-- START --

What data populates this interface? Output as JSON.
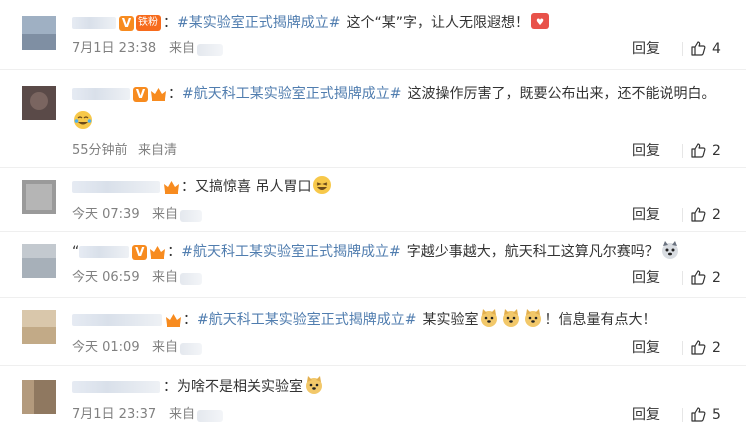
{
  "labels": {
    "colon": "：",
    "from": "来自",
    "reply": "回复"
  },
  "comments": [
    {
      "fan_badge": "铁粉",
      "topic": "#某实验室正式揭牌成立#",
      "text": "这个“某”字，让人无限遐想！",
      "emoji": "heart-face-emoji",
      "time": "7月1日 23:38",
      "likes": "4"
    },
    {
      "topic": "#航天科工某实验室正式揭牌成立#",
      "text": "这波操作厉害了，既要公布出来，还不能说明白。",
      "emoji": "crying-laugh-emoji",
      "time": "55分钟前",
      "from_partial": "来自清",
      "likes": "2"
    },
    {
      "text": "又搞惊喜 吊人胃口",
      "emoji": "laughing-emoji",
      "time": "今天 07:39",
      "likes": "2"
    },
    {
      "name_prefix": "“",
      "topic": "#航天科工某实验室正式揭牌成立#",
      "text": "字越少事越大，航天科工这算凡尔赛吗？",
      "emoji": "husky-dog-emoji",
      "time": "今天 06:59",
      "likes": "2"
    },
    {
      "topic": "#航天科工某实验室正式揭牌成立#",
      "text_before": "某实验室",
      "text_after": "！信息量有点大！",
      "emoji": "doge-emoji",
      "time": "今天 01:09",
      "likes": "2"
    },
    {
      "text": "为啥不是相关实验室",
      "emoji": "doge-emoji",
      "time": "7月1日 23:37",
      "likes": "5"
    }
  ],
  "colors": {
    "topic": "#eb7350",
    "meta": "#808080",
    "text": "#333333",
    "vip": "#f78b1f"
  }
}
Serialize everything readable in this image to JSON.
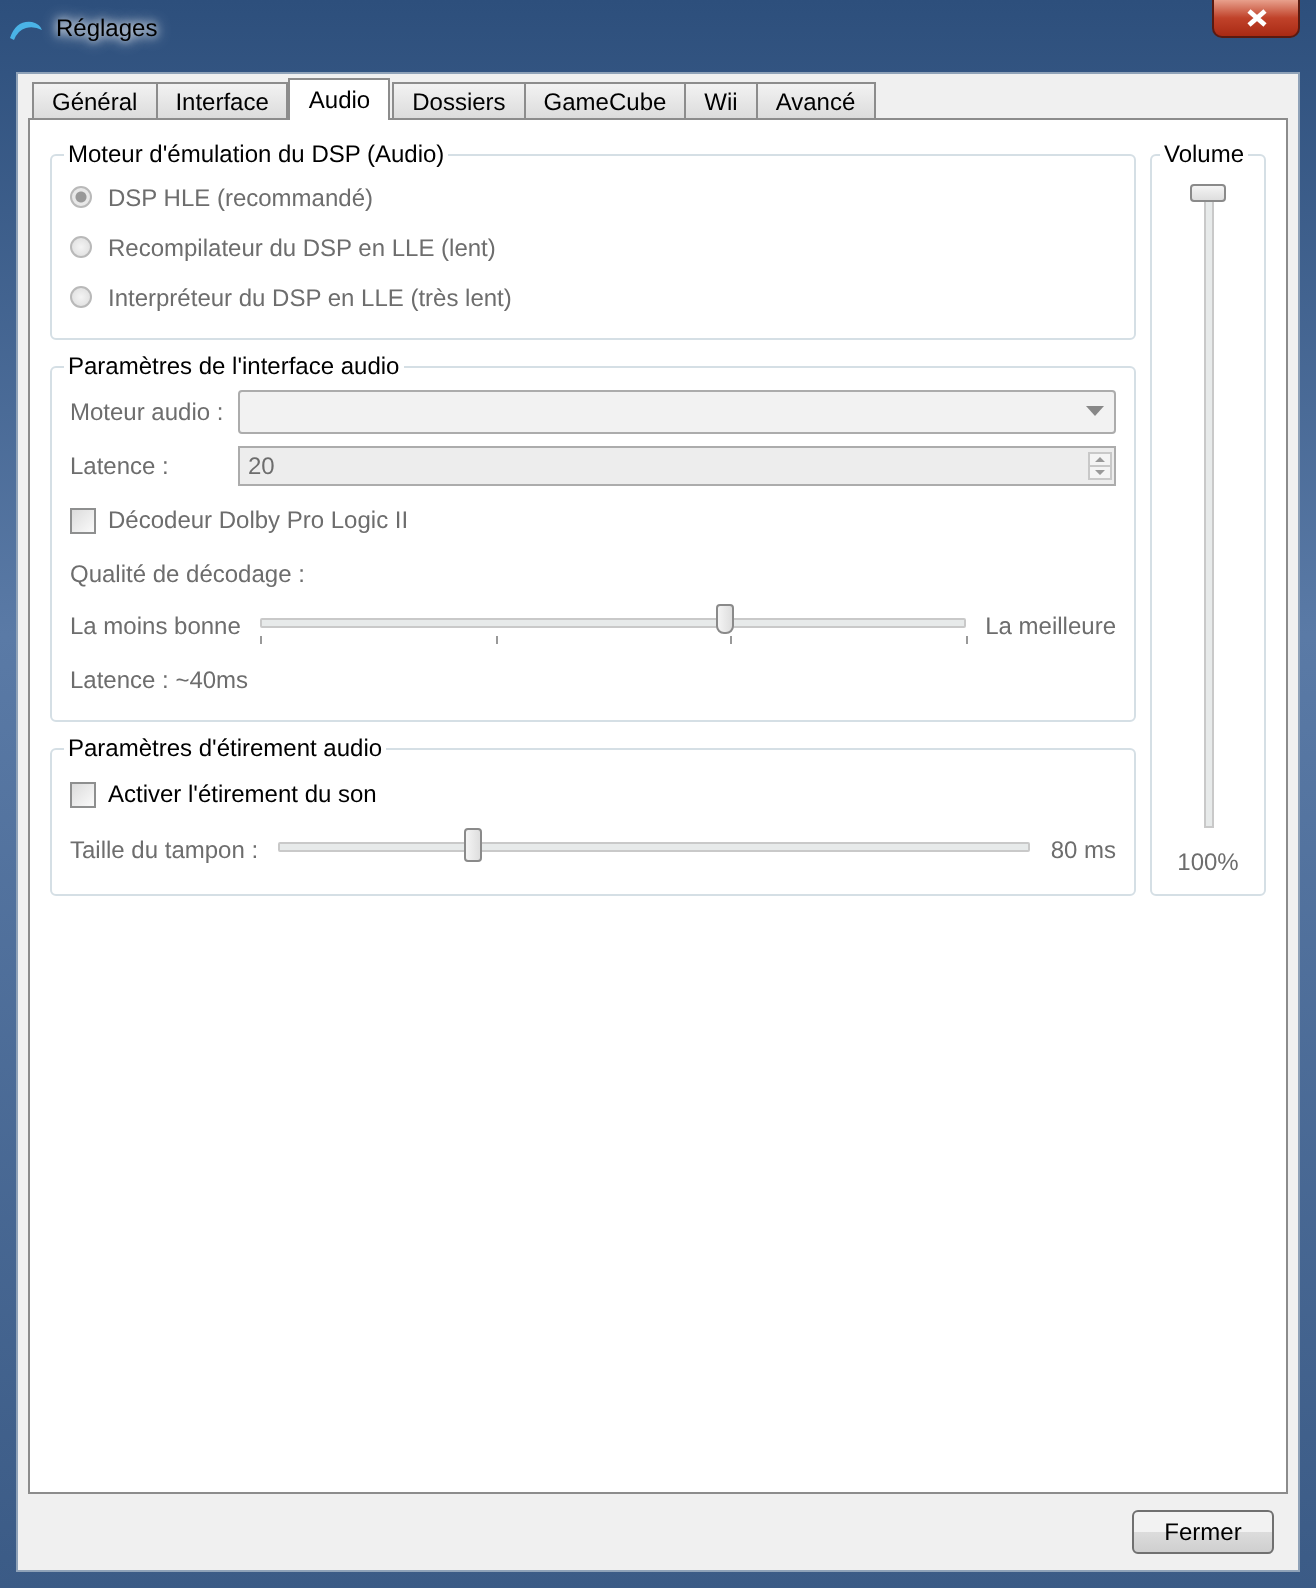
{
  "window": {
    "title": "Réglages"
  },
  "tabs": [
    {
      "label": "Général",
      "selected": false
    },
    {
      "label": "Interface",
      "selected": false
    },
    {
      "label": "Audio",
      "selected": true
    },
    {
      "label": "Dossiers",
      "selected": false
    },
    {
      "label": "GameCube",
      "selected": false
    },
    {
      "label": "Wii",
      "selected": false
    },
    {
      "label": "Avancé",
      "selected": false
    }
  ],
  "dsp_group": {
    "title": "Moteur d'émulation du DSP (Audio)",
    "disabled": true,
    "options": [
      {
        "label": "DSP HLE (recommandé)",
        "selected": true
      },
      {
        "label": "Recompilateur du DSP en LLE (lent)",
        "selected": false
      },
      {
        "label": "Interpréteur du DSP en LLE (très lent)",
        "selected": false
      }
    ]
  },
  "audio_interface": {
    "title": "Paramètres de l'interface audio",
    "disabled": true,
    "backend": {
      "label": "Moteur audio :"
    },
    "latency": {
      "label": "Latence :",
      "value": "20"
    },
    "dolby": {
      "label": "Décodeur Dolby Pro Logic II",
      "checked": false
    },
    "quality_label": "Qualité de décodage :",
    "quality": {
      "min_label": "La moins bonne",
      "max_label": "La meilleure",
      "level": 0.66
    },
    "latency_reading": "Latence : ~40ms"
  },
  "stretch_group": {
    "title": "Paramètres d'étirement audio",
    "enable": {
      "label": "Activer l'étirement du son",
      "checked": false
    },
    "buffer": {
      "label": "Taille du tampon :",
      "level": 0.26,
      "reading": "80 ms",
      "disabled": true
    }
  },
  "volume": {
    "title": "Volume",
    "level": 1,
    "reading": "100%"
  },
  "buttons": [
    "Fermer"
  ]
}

-- END --
-- START --

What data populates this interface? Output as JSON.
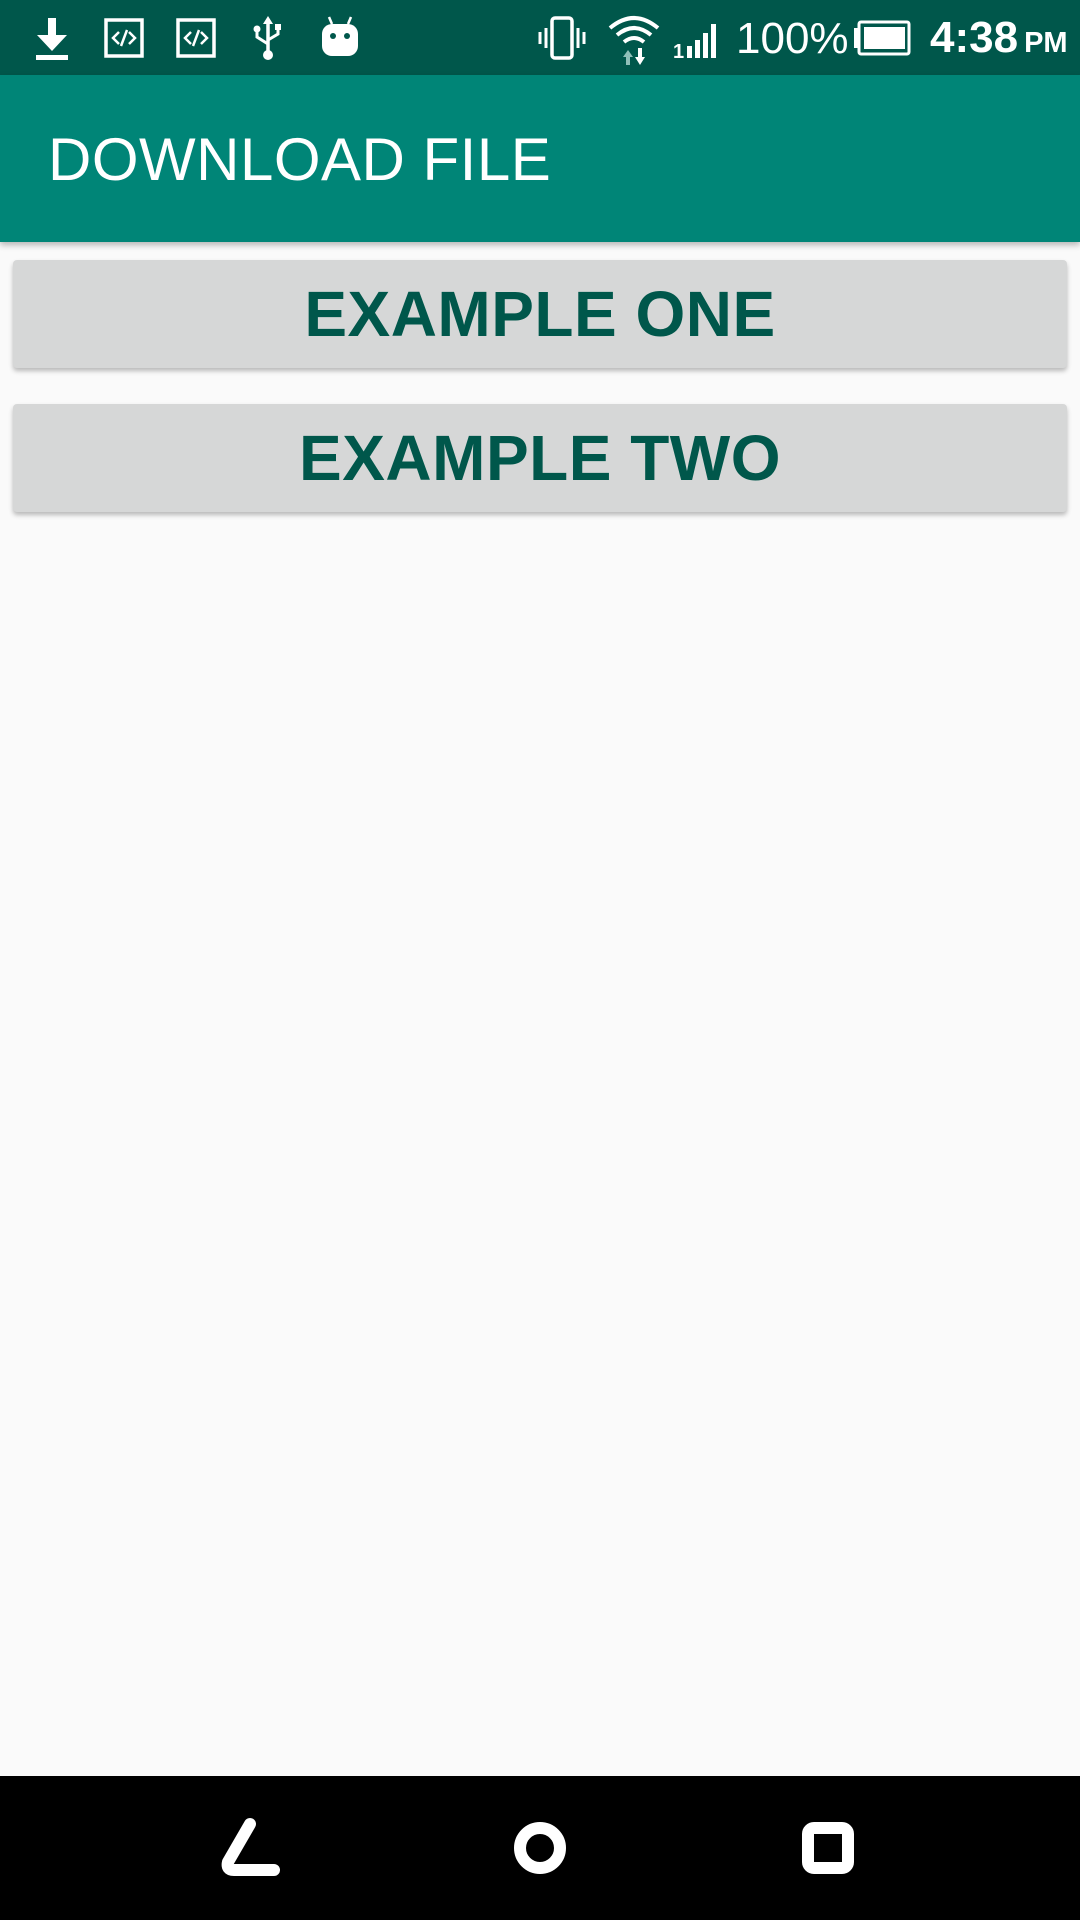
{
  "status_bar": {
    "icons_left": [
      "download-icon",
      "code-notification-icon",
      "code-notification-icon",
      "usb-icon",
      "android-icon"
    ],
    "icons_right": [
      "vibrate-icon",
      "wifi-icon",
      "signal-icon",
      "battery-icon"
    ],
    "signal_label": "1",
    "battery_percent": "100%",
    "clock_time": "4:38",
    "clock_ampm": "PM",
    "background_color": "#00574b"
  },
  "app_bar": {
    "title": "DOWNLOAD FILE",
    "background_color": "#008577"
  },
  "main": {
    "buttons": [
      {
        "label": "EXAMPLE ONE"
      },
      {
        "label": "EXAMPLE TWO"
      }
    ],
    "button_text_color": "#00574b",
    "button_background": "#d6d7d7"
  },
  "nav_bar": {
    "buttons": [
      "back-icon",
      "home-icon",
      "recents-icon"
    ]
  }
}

-- END --
-- START --

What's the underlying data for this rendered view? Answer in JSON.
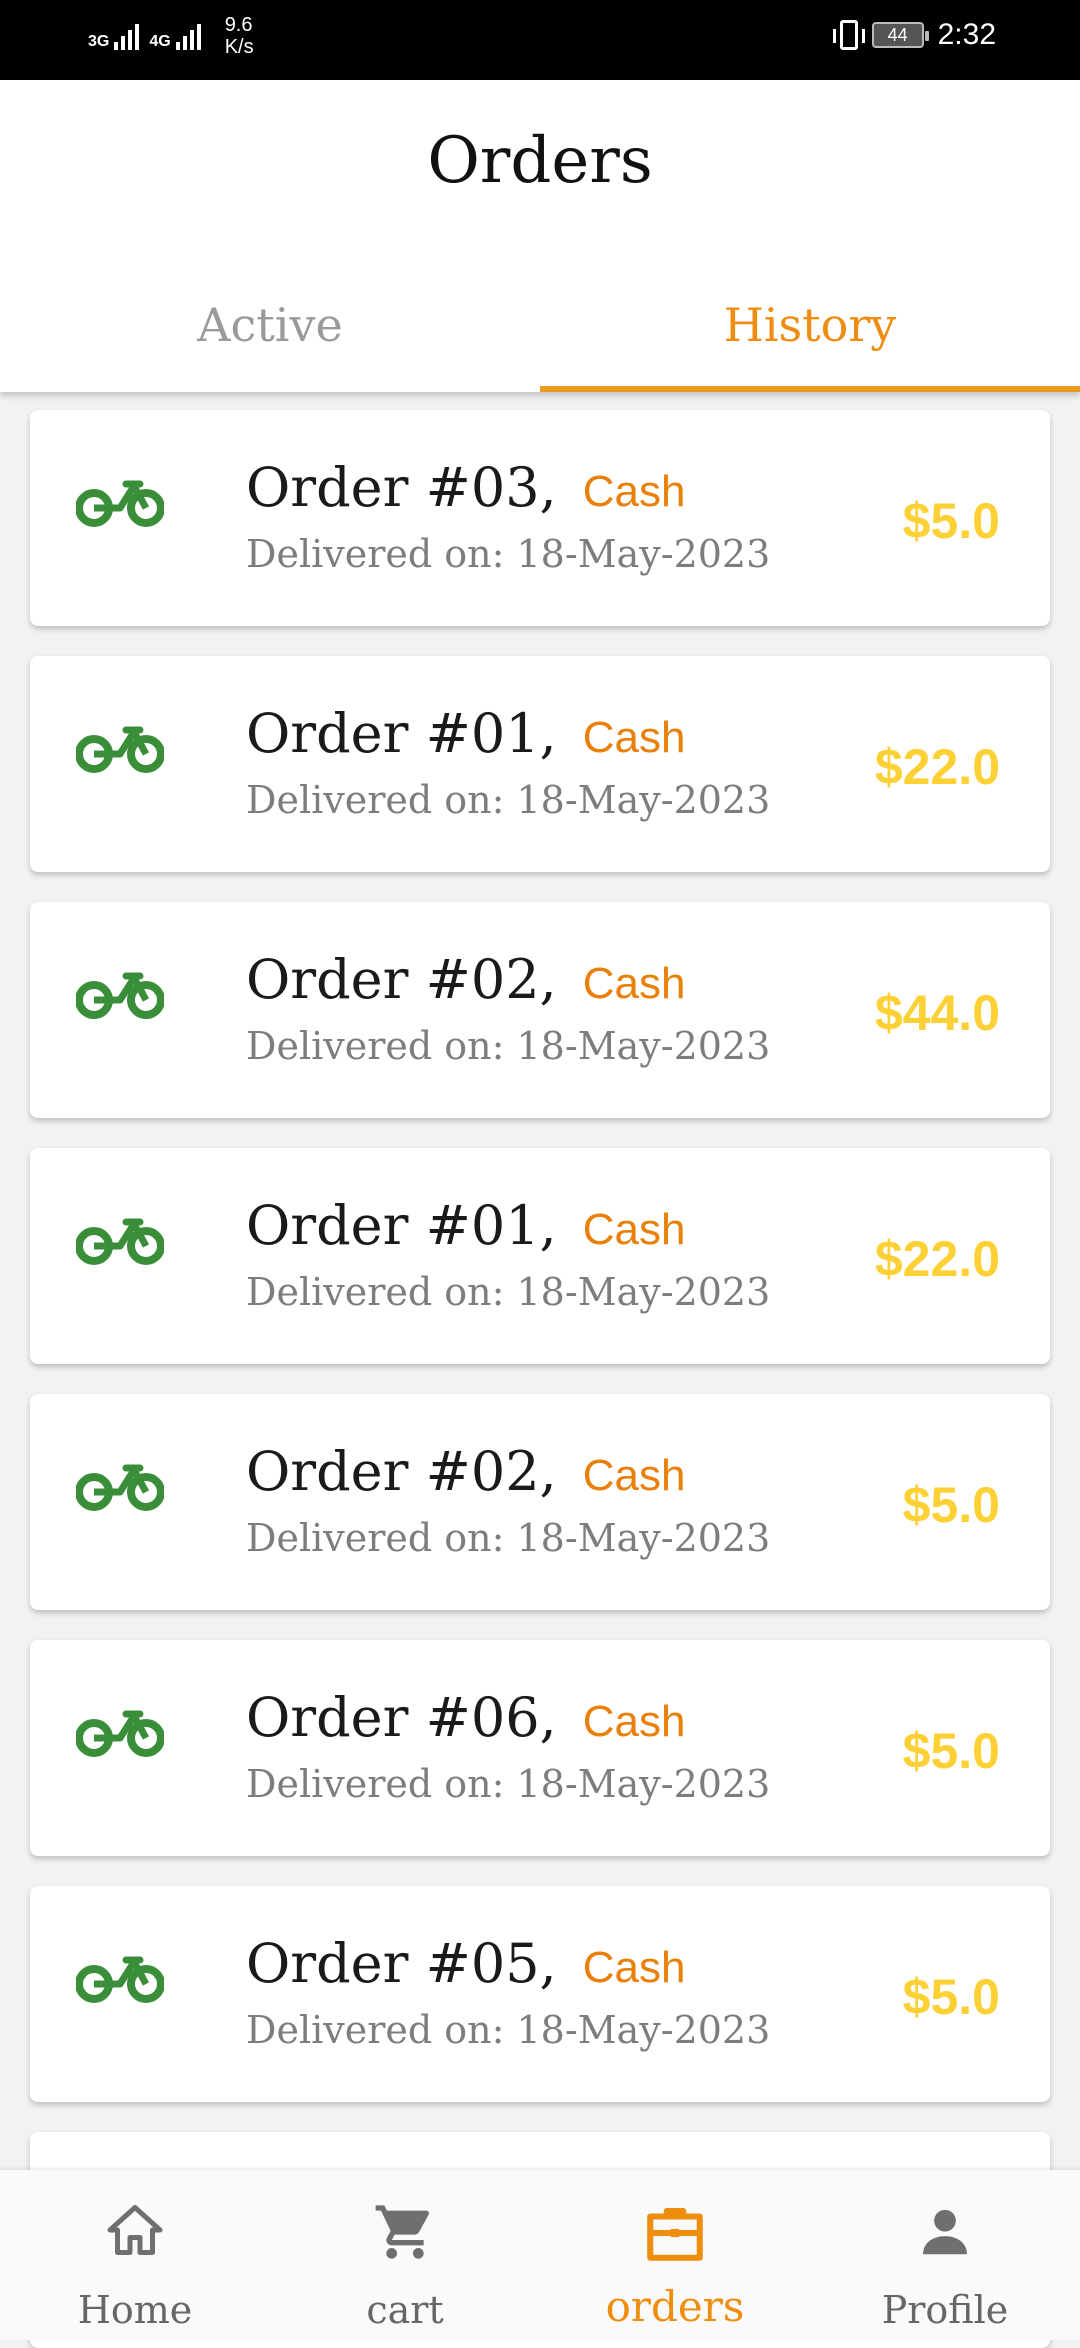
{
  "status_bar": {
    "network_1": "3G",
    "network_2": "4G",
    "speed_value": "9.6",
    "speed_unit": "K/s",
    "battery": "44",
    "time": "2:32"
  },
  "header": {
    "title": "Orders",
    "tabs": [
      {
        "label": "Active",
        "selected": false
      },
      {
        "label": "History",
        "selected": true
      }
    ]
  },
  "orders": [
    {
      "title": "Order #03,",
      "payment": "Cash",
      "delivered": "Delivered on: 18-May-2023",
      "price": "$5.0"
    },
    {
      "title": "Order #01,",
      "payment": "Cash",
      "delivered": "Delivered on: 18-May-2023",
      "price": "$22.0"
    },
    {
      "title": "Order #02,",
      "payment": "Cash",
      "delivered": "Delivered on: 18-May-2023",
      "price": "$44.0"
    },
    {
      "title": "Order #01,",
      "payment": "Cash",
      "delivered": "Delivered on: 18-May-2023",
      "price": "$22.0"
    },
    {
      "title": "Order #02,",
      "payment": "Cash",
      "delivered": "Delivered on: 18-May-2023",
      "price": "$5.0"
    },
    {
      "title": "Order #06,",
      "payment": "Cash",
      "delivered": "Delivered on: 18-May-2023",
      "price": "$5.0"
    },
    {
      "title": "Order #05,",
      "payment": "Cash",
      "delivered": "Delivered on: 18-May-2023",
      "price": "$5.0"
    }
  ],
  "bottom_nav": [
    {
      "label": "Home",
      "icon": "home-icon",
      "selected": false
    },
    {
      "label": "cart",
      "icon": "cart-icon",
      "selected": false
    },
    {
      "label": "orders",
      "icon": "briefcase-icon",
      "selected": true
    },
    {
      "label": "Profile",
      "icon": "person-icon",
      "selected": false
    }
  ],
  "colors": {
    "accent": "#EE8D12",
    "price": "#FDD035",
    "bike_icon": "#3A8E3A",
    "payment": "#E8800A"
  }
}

-- END --

Take every line above carrying "étirement" and return it.

    "title": "Paramètres d'étirement audio",
      "label": "Activer l'étirement du son",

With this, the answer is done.